→ **DATA FOR THE TASK**:
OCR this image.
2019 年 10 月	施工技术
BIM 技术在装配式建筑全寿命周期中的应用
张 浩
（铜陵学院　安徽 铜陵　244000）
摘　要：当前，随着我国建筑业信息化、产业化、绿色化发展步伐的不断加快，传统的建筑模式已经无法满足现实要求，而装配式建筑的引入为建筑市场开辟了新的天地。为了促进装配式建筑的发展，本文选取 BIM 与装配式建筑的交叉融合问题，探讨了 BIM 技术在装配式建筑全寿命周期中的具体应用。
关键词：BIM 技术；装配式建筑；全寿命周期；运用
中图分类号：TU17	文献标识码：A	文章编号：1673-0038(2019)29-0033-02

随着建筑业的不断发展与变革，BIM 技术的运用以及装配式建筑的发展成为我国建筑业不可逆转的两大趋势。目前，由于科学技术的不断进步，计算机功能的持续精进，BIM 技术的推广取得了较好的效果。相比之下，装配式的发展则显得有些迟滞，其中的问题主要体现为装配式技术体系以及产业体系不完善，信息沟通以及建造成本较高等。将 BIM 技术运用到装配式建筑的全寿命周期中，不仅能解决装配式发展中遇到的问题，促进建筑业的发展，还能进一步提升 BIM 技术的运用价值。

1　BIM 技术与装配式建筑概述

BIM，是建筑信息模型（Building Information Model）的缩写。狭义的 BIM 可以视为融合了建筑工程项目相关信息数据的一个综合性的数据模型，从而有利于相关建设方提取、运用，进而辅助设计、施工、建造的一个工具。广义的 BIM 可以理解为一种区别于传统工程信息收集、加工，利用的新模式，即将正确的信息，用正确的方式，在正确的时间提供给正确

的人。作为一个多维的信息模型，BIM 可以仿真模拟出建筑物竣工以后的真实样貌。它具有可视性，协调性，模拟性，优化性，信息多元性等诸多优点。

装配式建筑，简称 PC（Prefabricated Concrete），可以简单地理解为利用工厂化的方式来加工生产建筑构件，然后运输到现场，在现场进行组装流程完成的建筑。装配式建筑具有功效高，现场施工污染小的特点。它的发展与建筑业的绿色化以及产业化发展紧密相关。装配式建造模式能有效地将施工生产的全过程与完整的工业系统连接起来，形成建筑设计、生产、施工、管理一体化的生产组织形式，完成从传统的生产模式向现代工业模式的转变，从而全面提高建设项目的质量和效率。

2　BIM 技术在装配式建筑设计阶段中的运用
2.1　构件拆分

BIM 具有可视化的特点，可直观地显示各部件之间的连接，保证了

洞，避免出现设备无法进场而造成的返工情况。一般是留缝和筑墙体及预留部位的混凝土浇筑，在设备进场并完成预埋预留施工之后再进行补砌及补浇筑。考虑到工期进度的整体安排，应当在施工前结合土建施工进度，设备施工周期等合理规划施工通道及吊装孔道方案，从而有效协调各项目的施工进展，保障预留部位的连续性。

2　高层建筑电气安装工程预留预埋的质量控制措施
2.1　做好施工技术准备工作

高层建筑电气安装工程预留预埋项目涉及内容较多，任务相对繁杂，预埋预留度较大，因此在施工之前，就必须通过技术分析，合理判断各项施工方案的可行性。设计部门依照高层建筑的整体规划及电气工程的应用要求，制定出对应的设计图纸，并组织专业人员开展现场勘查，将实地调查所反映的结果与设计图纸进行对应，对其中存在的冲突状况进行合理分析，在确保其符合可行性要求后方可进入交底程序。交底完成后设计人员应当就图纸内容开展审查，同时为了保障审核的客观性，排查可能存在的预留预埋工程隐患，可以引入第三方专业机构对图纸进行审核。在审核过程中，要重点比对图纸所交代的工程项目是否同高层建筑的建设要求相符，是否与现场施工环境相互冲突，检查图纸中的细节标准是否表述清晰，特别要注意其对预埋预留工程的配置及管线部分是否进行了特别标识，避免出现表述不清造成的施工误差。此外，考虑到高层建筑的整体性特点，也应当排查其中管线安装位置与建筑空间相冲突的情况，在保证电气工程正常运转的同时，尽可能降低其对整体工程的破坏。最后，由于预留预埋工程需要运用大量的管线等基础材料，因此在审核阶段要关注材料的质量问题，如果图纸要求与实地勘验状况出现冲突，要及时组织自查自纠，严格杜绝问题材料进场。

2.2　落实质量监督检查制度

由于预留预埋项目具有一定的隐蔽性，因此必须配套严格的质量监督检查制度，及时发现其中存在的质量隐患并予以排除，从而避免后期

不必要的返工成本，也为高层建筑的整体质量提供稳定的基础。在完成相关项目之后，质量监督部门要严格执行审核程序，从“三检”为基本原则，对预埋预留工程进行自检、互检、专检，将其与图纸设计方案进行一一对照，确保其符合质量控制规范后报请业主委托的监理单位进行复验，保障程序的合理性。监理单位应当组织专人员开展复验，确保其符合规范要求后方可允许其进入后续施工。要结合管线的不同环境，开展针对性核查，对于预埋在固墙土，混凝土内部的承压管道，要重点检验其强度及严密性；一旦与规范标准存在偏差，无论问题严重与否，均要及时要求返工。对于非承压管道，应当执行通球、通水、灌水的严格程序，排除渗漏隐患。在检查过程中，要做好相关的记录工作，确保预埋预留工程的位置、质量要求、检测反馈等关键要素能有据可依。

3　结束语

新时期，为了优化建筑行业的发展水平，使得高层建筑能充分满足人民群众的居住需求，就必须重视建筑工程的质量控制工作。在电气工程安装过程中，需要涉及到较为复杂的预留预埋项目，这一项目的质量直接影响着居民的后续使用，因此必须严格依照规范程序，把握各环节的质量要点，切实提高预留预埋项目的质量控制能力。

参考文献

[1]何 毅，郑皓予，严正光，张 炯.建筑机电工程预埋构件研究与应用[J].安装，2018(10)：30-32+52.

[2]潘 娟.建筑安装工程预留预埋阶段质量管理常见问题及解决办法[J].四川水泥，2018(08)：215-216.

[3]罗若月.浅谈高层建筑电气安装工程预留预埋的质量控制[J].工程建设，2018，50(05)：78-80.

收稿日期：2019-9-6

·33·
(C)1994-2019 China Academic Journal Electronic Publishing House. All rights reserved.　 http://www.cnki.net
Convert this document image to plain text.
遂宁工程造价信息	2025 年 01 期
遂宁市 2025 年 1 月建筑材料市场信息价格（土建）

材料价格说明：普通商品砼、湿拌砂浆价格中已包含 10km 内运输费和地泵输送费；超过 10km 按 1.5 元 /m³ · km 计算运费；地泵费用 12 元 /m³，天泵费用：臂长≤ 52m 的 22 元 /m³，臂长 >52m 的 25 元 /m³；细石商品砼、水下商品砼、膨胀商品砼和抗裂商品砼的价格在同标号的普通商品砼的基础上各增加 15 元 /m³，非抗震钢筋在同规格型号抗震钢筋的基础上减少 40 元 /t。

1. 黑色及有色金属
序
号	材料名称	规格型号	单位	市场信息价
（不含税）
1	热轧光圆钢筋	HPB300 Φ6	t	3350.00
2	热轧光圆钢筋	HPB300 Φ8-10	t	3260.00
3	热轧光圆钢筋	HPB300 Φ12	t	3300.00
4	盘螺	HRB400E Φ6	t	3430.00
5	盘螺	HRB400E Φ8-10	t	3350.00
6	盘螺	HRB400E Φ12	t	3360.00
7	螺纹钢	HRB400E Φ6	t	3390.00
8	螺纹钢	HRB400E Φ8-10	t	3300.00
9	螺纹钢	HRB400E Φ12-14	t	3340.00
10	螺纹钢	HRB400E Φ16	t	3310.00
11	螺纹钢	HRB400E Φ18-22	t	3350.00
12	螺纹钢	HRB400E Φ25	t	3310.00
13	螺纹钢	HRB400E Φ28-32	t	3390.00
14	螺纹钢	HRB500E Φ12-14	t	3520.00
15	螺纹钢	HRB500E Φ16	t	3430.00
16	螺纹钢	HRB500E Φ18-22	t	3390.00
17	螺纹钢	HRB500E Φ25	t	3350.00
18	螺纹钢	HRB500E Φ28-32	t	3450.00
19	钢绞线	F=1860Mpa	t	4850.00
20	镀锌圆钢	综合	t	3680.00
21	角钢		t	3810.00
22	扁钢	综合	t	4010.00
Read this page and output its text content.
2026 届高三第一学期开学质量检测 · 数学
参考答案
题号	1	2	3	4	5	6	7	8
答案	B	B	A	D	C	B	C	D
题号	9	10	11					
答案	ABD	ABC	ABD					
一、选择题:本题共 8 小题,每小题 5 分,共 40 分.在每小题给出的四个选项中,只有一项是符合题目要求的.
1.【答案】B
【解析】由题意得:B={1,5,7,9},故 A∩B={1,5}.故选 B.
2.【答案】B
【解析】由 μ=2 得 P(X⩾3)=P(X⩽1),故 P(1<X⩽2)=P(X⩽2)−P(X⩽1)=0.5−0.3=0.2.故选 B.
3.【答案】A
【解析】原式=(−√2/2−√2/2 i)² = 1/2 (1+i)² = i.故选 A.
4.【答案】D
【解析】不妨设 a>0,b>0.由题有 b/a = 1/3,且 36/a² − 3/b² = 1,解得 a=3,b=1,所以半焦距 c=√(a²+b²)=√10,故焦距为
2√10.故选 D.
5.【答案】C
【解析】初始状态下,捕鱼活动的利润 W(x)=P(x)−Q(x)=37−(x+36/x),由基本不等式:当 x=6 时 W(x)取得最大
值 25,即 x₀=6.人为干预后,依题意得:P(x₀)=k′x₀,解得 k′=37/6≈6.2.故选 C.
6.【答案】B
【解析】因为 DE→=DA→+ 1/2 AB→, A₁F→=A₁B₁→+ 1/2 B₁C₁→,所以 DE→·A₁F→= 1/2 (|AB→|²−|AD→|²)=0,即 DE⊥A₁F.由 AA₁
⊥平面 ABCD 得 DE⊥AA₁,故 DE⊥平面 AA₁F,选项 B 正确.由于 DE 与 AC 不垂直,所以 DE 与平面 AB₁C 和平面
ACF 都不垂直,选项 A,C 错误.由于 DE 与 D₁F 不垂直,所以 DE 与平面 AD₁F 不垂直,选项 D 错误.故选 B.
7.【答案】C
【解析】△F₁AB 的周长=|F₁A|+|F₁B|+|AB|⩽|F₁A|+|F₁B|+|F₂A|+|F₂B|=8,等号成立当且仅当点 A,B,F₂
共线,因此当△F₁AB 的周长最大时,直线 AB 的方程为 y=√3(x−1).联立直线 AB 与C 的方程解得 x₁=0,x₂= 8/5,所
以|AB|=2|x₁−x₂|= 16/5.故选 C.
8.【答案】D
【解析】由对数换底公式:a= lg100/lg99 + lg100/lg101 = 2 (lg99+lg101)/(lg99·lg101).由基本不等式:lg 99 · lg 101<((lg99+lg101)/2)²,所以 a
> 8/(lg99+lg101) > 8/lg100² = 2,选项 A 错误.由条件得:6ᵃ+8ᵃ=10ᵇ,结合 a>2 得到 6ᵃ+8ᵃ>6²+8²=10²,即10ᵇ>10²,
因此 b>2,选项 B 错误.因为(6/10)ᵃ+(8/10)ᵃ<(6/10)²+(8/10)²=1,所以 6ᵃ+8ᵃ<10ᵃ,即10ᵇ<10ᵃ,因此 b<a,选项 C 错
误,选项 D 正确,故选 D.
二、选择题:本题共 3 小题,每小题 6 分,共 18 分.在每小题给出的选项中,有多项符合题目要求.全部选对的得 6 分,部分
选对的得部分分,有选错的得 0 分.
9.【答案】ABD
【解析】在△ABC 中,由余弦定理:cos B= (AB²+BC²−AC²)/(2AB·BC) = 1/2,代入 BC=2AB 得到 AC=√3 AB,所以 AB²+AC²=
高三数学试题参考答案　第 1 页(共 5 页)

→ **WRITTEN INSTRUCTION**: Going through the entries above, report how many lines include the string "F₁AB". The number alone is the answer.

→ **EXERCISE OUTPUT**: 2